* [Source records]:
--- start ---

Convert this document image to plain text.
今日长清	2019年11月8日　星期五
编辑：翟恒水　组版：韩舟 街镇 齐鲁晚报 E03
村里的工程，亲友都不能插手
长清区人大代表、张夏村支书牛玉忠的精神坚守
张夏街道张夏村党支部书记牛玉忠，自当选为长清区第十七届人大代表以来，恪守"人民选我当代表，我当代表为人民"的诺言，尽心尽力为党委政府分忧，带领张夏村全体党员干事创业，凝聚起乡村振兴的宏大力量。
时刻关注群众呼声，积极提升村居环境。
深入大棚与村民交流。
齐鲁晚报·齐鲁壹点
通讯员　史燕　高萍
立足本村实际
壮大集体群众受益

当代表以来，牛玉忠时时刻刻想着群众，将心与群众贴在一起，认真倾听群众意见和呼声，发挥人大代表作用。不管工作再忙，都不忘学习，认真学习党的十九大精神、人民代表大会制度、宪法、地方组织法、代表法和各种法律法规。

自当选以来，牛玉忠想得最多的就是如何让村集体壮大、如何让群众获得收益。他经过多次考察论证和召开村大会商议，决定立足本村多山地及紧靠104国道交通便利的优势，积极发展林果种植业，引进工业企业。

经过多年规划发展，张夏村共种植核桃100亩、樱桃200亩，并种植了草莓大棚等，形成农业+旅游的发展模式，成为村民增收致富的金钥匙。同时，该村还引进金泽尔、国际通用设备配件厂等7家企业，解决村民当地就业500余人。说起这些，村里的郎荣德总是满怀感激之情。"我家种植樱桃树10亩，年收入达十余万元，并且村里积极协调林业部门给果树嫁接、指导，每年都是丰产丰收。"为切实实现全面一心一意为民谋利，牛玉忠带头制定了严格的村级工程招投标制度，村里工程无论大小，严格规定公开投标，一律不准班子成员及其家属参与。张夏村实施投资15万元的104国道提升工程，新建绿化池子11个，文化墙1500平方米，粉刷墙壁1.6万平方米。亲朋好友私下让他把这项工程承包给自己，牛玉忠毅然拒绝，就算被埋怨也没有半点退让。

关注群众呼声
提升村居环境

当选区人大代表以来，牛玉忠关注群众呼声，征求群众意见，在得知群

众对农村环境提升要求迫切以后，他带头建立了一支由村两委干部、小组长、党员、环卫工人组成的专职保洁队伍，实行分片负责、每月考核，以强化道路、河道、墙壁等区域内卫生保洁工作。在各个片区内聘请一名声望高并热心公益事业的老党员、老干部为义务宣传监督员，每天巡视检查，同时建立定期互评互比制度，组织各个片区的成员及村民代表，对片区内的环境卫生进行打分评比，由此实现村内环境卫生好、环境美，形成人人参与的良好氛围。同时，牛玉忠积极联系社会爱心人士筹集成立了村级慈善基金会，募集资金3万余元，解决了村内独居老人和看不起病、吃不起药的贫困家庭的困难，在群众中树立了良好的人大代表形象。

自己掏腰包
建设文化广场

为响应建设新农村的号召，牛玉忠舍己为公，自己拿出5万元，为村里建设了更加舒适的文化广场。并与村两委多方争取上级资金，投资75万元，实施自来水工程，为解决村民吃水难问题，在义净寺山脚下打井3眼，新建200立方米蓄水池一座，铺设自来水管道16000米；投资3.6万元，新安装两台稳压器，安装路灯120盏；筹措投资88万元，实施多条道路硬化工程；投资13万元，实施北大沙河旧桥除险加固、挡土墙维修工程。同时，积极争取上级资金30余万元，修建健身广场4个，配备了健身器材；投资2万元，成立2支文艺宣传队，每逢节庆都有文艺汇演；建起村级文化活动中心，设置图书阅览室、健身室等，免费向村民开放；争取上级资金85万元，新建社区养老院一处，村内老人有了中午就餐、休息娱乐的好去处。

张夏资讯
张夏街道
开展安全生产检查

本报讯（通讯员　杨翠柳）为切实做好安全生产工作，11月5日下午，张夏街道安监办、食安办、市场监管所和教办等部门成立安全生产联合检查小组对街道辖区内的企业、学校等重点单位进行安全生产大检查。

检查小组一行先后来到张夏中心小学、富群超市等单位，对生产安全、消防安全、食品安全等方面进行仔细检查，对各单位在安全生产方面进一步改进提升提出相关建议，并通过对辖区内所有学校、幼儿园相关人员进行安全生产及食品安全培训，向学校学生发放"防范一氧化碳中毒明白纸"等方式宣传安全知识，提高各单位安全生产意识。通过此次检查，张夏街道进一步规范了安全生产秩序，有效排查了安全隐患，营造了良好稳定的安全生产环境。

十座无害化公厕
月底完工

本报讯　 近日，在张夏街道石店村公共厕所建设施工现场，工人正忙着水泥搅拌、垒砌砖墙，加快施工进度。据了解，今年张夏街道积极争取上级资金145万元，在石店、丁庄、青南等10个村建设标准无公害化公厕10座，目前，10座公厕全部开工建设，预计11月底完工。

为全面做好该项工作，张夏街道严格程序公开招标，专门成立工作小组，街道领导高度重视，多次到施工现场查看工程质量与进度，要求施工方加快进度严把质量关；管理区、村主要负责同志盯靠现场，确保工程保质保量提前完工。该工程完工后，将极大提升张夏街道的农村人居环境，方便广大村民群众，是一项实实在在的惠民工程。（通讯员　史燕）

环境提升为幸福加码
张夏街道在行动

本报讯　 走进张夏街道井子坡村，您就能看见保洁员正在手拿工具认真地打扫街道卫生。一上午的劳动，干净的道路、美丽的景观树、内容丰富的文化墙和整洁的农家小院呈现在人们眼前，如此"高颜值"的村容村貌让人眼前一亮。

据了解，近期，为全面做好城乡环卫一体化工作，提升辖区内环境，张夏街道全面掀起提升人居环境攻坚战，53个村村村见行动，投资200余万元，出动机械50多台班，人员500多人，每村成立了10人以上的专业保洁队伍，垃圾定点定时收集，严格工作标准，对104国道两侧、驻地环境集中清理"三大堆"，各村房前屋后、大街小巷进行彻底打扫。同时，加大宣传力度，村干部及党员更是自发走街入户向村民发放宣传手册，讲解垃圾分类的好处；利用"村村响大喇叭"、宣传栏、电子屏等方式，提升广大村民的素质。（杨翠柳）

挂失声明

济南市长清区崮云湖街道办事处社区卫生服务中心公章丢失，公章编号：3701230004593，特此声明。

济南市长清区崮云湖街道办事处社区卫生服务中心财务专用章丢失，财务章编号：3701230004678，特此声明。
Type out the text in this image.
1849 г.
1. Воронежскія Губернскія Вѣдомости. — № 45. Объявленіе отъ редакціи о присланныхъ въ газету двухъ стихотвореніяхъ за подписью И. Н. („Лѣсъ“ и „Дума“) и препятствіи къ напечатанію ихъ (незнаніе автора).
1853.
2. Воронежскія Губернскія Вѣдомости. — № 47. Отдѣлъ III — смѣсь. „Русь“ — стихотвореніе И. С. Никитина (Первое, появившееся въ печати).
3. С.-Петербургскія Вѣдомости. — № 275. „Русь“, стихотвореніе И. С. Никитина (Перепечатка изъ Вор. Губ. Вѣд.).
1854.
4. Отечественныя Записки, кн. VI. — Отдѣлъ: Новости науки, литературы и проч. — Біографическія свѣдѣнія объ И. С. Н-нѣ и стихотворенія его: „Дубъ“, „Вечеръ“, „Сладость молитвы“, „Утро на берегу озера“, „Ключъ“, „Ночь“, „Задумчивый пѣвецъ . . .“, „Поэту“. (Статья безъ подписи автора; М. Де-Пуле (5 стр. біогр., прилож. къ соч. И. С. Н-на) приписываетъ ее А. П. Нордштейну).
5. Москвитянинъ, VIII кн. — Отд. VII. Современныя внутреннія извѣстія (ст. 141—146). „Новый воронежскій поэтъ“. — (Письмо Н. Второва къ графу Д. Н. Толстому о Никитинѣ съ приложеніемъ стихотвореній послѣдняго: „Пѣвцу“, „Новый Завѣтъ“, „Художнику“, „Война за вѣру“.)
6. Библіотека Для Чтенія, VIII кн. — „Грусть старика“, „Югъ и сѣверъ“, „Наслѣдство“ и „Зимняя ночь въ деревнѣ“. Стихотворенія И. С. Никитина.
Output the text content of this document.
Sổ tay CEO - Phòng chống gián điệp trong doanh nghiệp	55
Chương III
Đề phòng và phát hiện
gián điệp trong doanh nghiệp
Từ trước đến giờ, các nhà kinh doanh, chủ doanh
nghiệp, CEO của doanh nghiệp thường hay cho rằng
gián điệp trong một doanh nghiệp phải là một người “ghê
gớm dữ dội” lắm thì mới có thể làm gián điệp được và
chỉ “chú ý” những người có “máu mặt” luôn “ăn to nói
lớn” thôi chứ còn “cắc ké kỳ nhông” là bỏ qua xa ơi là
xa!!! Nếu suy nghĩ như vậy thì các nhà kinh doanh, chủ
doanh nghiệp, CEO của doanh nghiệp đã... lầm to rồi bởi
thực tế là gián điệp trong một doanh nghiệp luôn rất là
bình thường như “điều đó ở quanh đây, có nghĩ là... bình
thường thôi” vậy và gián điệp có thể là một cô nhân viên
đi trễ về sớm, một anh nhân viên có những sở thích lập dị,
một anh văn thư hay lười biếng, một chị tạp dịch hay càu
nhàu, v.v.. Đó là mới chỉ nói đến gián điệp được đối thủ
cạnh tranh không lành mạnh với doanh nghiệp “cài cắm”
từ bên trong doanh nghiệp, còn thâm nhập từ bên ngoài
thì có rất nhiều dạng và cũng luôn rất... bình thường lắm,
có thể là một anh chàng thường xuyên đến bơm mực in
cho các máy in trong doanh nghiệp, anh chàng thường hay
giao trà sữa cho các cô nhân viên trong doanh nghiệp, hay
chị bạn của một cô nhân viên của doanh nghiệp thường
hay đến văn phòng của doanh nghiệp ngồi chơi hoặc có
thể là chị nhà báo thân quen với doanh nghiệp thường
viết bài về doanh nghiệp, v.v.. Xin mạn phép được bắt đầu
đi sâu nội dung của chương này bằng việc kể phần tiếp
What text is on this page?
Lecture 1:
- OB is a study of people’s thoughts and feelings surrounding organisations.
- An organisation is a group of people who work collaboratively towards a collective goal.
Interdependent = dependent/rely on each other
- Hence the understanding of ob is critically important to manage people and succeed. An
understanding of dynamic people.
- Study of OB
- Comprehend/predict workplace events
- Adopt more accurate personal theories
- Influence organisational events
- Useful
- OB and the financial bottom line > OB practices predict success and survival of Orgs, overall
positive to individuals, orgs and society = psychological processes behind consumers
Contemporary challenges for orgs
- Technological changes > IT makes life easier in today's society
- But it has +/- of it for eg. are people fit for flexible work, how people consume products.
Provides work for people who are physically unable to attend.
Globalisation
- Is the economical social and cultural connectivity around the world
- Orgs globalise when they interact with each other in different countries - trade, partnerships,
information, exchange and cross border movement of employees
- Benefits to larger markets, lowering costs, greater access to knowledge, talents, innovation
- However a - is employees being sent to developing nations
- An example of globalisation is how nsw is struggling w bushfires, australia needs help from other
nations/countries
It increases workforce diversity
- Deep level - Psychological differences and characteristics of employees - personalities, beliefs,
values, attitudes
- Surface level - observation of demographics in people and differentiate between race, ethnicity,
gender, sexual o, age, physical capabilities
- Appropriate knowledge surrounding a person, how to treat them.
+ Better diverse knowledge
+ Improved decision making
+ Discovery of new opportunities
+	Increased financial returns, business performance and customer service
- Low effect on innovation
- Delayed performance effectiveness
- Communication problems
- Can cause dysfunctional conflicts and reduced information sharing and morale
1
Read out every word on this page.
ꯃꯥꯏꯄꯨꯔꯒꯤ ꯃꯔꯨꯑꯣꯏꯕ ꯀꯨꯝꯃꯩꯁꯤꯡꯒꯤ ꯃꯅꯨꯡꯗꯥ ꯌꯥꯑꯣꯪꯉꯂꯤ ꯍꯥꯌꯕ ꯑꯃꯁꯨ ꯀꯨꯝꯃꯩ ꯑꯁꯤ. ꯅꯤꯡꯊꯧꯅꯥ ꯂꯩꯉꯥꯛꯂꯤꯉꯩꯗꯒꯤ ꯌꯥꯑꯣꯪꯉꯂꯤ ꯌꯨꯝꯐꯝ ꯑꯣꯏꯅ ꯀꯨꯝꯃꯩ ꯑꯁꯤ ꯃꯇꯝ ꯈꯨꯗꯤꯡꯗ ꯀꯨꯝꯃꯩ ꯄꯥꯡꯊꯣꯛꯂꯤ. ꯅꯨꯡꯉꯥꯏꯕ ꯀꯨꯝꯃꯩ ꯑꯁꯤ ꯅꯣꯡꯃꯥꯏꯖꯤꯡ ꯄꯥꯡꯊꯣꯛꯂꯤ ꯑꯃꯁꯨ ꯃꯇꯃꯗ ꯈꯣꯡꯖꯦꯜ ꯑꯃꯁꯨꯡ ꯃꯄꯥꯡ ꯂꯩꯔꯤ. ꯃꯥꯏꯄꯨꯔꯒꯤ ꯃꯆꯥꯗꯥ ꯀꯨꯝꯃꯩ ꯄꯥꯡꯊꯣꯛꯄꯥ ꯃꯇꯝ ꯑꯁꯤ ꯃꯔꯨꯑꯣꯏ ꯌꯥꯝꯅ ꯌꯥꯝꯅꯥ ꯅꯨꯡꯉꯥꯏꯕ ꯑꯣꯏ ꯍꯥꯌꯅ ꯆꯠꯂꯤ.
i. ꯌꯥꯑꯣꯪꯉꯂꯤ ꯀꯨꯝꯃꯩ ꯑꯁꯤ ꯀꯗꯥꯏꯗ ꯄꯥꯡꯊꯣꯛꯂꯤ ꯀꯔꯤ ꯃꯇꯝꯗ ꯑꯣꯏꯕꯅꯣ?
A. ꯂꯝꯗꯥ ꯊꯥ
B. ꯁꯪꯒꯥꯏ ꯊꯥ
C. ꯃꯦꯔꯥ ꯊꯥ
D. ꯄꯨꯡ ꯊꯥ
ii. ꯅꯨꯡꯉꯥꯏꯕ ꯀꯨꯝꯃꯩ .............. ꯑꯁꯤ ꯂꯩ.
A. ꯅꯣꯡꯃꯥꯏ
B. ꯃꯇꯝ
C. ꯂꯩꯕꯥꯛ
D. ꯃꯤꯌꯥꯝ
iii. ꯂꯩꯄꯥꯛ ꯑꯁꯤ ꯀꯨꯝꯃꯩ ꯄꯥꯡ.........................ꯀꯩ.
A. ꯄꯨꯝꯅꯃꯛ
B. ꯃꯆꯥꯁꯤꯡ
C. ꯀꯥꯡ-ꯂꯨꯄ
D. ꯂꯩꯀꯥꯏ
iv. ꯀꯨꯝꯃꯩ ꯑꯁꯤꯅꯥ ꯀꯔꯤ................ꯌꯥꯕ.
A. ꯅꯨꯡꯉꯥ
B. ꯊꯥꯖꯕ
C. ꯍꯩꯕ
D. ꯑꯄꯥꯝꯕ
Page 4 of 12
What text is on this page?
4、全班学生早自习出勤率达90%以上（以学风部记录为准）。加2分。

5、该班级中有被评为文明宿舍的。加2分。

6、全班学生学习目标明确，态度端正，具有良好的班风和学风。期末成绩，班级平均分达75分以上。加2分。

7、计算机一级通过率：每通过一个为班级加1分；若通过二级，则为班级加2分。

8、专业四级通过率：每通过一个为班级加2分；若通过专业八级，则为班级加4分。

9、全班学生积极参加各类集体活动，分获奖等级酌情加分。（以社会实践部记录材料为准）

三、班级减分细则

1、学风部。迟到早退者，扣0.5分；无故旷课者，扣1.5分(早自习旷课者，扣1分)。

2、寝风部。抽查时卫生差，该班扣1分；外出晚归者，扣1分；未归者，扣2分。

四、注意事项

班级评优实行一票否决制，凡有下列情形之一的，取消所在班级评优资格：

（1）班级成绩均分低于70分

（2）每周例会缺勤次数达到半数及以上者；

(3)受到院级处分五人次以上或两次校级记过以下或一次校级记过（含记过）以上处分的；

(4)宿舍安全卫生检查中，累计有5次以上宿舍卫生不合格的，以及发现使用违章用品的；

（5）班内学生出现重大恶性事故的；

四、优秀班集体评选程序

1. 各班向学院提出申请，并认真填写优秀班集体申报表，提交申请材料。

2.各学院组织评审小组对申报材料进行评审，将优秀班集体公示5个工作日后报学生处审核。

--- end ---

Answer with one number: how many lines of the entries above include the word "level".

* [REPLY TO THE TASK]:
2